# Start of Source data

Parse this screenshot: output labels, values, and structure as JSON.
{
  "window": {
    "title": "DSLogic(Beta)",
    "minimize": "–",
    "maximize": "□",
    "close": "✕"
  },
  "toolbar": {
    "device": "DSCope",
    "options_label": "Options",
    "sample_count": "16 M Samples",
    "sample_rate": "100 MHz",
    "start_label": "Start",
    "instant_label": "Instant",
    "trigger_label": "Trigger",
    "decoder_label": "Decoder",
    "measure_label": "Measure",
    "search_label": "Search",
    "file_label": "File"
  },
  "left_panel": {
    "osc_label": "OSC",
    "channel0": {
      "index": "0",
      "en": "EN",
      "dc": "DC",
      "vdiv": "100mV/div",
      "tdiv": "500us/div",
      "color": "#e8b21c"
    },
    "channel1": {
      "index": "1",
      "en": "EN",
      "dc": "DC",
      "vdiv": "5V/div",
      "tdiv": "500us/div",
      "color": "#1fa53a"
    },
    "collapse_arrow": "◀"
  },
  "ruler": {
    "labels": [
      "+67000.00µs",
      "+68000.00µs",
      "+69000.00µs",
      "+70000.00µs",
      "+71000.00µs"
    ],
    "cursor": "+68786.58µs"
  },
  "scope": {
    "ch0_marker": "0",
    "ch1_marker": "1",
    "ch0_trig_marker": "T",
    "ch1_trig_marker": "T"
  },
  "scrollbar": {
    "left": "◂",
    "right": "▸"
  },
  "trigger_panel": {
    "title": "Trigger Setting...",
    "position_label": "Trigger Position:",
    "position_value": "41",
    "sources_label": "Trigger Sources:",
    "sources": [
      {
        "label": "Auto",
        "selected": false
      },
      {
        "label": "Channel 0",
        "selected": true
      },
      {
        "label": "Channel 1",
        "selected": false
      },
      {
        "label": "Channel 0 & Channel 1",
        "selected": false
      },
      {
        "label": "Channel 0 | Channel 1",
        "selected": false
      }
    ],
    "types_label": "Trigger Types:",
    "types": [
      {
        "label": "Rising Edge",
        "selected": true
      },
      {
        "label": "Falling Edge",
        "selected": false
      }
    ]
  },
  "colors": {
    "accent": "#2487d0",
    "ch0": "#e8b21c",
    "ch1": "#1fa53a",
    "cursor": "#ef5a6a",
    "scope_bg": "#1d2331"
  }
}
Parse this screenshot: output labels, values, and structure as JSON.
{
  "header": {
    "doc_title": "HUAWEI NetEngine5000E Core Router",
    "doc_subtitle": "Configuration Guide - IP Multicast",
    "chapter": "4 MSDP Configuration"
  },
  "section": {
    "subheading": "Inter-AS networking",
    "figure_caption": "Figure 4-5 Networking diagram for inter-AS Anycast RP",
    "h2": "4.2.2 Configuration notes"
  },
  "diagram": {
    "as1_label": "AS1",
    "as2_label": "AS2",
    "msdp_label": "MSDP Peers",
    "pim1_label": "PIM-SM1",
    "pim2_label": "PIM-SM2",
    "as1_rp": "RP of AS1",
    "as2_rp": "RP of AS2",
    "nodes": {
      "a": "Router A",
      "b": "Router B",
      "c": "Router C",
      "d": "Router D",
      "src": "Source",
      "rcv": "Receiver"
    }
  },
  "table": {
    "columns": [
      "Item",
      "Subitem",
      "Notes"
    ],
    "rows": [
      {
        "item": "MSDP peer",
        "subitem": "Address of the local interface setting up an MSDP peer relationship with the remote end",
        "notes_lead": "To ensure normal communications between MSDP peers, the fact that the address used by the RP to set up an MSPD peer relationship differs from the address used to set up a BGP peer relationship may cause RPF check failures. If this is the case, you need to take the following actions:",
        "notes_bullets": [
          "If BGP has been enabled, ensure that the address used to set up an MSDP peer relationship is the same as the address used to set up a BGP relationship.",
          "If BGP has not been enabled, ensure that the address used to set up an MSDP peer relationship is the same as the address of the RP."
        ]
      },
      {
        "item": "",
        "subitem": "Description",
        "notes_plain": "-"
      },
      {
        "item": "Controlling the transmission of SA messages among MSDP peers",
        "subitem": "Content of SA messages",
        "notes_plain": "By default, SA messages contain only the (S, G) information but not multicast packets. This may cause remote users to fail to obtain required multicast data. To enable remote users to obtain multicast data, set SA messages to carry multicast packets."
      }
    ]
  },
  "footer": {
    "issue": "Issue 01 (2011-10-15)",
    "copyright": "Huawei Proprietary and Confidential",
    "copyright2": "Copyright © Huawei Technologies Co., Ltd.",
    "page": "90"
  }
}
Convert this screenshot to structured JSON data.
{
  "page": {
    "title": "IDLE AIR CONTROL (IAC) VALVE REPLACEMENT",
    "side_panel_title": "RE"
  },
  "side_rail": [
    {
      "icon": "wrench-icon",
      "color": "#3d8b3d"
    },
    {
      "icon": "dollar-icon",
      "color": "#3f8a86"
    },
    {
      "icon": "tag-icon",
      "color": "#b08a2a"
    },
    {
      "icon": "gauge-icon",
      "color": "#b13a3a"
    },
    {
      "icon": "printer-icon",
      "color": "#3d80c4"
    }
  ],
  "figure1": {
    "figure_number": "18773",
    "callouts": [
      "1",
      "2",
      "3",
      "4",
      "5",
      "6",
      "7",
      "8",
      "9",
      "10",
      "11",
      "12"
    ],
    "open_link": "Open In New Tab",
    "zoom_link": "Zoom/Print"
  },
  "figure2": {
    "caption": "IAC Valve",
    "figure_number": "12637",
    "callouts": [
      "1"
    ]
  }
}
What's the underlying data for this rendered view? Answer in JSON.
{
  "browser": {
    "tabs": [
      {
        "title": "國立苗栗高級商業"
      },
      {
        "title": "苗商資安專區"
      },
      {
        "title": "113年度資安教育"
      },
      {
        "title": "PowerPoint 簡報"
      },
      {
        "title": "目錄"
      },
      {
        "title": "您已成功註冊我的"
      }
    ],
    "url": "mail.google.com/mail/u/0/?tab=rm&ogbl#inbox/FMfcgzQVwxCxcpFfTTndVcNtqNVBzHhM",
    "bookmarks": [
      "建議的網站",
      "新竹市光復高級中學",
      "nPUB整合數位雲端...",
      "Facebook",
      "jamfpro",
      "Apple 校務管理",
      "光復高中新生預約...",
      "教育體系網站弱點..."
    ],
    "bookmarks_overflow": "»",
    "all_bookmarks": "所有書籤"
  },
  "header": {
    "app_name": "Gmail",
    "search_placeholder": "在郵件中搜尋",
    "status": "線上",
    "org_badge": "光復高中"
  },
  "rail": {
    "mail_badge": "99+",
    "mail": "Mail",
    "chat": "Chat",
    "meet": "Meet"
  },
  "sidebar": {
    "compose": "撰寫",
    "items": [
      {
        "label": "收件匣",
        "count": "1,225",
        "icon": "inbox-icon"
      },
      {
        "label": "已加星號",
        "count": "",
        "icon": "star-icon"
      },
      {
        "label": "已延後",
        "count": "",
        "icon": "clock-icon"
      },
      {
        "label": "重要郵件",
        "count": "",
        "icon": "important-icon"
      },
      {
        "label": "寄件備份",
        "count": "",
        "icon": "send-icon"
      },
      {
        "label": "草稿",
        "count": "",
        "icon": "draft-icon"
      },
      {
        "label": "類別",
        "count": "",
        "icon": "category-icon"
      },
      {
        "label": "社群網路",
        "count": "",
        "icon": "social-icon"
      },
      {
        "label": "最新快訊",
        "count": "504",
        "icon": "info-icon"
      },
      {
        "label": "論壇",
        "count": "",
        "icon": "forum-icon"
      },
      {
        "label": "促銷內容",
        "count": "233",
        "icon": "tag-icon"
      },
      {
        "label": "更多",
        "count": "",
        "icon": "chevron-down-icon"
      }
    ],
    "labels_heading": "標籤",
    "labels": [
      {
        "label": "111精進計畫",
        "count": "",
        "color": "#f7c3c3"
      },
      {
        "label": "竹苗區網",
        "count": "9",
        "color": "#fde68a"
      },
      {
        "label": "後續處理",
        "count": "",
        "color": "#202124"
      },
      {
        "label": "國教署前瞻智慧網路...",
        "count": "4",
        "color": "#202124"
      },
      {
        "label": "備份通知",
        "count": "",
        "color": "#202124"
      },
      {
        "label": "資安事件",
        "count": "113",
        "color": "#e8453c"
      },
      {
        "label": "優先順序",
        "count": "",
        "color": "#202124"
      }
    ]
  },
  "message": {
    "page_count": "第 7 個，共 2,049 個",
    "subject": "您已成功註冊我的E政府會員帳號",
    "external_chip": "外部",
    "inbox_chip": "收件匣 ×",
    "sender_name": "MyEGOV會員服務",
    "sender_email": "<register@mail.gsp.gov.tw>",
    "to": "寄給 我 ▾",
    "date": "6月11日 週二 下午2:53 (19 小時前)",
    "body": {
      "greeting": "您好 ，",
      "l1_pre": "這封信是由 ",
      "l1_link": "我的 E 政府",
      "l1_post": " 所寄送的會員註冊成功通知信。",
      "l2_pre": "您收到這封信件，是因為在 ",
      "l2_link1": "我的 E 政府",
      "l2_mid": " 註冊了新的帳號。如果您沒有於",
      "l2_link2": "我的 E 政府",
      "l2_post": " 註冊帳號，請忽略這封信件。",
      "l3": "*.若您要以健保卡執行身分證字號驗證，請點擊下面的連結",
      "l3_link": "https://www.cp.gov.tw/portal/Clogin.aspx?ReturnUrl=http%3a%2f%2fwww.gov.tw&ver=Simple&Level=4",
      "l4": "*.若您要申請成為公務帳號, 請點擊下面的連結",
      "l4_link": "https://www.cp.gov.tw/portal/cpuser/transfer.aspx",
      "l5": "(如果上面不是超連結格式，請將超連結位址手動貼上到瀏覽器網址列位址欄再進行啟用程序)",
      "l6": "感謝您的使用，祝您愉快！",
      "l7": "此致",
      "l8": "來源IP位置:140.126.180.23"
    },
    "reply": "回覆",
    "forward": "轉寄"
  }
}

# End of Source data

**Short exercise**
Pull out the lines above in which the word "diagram" appears.

**Solution for this exercise**
    "figure_caption": "Figure 4-5 Networking diagram for inter-AS Anycast RP",
  "diagram": {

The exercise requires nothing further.